- _Instructions for the task_:
Set down, in full, every record in the block.

- _Record set_:
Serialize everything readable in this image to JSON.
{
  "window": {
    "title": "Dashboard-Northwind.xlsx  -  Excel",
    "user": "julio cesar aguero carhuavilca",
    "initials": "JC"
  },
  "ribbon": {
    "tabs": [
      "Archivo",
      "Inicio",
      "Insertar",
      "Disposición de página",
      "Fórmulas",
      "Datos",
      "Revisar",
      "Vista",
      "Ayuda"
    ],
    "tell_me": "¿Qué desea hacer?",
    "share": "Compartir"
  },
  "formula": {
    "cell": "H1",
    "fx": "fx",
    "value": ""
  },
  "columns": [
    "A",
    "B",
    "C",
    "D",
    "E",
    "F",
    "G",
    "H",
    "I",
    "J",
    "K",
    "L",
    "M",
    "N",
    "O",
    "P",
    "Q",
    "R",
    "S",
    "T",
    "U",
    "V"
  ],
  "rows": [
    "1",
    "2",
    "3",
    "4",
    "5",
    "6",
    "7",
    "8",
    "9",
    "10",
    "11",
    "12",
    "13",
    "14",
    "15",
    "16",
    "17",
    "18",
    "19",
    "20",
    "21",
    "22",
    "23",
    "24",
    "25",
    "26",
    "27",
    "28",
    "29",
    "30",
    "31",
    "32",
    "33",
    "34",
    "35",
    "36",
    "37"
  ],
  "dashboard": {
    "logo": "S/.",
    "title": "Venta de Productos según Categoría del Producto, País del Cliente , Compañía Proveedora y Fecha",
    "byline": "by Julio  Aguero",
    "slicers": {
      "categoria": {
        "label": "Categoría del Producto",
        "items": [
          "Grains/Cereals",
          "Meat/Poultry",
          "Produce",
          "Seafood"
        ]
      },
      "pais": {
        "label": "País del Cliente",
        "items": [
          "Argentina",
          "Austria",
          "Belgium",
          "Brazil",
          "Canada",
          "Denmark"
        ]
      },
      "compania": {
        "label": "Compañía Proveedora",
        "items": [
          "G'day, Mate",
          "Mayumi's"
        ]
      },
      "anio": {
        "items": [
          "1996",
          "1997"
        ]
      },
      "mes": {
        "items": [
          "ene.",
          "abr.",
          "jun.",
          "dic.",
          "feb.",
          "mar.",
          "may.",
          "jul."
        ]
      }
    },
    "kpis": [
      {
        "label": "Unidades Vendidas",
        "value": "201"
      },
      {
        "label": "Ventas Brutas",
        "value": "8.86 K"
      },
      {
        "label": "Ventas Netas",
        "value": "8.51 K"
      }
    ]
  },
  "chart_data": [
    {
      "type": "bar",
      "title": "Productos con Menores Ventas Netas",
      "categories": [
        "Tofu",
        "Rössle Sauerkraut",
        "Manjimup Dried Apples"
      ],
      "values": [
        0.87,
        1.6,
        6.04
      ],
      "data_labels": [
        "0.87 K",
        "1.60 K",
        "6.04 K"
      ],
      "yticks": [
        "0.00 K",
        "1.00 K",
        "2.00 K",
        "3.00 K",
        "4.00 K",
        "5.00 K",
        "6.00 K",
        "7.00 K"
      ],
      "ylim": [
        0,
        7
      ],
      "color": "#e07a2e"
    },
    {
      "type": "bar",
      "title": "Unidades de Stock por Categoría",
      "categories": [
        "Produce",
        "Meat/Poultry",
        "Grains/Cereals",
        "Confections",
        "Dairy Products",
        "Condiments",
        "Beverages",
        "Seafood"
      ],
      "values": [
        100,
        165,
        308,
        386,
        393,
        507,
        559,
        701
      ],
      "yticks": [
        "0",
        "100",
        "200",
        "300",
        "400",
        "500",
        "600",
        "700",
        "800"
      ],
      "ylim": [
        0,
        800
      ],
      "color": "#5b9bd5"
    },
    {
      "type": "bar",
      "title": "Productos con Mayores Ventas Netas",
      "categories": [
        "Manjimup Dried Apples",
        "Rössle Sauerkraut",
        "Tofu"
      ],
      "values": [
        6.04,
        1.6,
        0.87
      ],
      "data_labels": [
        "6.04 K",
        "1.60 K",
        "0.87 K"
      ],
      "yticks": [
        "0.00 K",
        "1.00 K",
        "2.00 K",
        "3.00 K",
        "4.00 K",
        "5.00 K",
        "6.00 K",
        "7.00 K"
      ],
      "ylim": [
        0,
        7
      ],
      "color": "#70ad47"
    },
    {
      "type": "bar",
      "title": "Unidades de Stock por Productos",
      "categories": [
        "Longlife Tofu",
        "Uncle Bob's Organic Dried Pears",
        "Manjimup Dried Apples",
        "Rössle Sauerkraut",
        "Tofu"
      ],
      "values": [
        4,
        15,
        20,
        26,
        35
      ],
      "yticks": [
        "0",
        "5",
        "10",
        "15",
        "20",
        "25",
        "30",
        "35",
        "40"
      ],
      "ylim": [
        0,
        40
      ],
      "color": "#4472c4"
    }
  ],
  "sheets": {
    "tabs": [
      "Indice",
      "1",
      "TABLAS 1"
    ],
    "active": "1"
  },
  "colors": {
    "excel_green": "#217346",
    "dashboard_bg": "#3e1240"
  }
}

- _Output of the task_:
Serialize everything readable in this image to JSON.
{
  "window": {
    "title": "Dashboard-Northwind.xlsx  -  Excel",
    "user": "julio cesar aguero carhuavilca",
    "initials": "JC"
  },
  "ribbon": {
    "tabs": [
      "Archivo",
      "Inicio",
      "Insertar",
      "Disposición de página",
      "Fórmulas",
      "Datos",
      "Revisar",
      "Vista",
      "Ayuda"
    ],
    "tell_me": "¿Qué desea hacer?",
    "share": "Compartir"
  },
  "formula": {
    "cell": "H1",
    "fx": "fx",
    "value": ""
  },
  "columns": [
    "A",
    "B",
    "C",
    "D",
    "E",
    "F",
    "G",
    "H",
    "I",
    "J",
    "K",
    "L",
    "M",
    "N",
    "O",
    "P",
    "Q",
    "R",
    "S",
    "T",
    "U",
    "V"
  ],
  "rows": [
    "1",
    "2",
    "3",
    "4",
    "5",
    "6",
    "7",
    "8",
    "9",
    "10",
    "11",
    "12",
    "13",
    "14",
    "15",
    "16",
    "17",
    "18",
    "19",
    "20",
    "21",
    "22",
    "23",
    "24",
    "25",
    "26",
    "27",
    "28",
    "29",
    "30",
    "31",
    "32",
    "33",
    "34",
    "35",
    "36",
    "37"
  ],
  "dashboard": {
    "logo": "S/.",
    "title": "Venta de Productos según Categoría del Producto, País del Cliente , Compañía Proveedora y Fecha",
    "byline": "by Julio  Aguero",
    "slicers": {
      "categoria": {
        "label": "Categoría del Producto",
        "items": [
          "Grains/Cereals",
          "Meat/Poultry",
          "Produce",
          "Seafood"
        ]
      },
      "pais": {
        "label": "País del Cliente",
        "items": [
          "Argentina",
          "Austria",
          "Belgium",
          "Brazil",
          "Canada",
          "Denmark"
        ]
      },
      "compania": {
        "label": "Compañía Proveedora",
        "items": [
          "G'day, Mate",
          "Mayumi's"
        ]
      },
      "anio": {
        "items": [
          "1996",
          "1997"
        ]
      },
      "mes": {
        "items": [
          "ene.",
          "abr.",
          "jun.",
          "dic.",
          "feb.",
          "mar.",
          "may.",
          "jul."
        ]
      }
    },
    "kpis": [
      {
        "label": "Unidades Vendidas",
        "value": "201"
      },
      {
        "label": "Ventas Brutas",
        "value": "8.86 K"
      },
      {
        "label": "Ventas Netas",
        "value": "8.51 K"
      }
    ]
  },
  "chart_data": [
    {
      "type": "bar",
      "title": "Productos con Menores Ventas Netas",
      "categories": [
        "Tofu",
        "Rössle Sauerkraut",
        "Manjimup Dried Apples"
      ],
      "values": [
        0.87,
        1.6,
        6.04
      ],
      "data_labels": [
        "0.87 K",
        "1.60 K",
        "6.04 K"
      ],
      "yticks": [
        "0.00 K",
        "1.00 K",
        "2.00 K",
        "3.00 K",
        "4.00 K",
        "5.00 K",
        "6.00 K",
        "7.00 K"
      ],
      "ylim": [
        0,
        7
      ],
      "color": "#e07a2e"
    },
    {
      "type": "bar",
      "title": "Unidades de Stock por Categoría",
      "categories": [
        "Produce",
        "Meat/Poultry",
        "Grains/Cereals",
        "Confections",
        "Dairy Products",
        "Condiments",
        "Beverages",
        "Seafood"
      ],
      "values": [
        100,
        165,
        308,
        386,
        393,
        507,
        559,
        701
      ],
      "yticks": [
        "0",
        "100",
        "200",
        "300",
        "400",
        "500",
        "600",
        "700",
        "800"
      ],
      "ylim": [
        0,
        800
      ],
      "color": "#5b9bd5"
    },
    {
      "type": "bar",
      "title": "Productos con Mayores Ventas Netas",
      "categories": [
        "Manjimup Dried Apples",
        "Rössle Sauerkraut",
        "Tofu"
      ],
      "values": [
        6.04,
        1.6,
        0.87
      ],
      "data_labels": [
        "6.04 K",
        "1.60 K",
        "0.87 K"
      ],
      "yticks": [
        "0.00 K",
        "1.00 K",
        "2.00 K",
        "3.00 K",
        "4.00 K",
        "5.00 K",
        "6.00 K",
        "7.00 K"
      ],
      "ylim": [
        0,
        7
      ],
      "color": "#70ad47"
    },
    {
      "type": "bar",
      "title": "Unidades de Stock por Productos",
      "categories": [
        "Longlife Tofu",
        "Uncle Bob's Organic Dried Pears",
        "Manjimup Dried Apples",
        "Rössle Sauerkraut",
        "Tofu"
      ],
      "values": [
        4,
        15,
        20,
        26,
        35
      ],
      "yticks": [
        "0",
        "5",
        "10",
        "15",
        "20",
        "25",
        "30",
        "35",
        "40"
      ],
      "ylim": [
        0,
        40
      ],
      "color": "#4472c4"
    }
  ],
  "sheets": {
    "tabs": [
      "Indice",
      "1",
      "TABLAS 1"
    ],
    "active": "1"
  },
  "colors": {
    "excel_green": "#217346",
    "dashboard_bg": "#3e1240"
  }
}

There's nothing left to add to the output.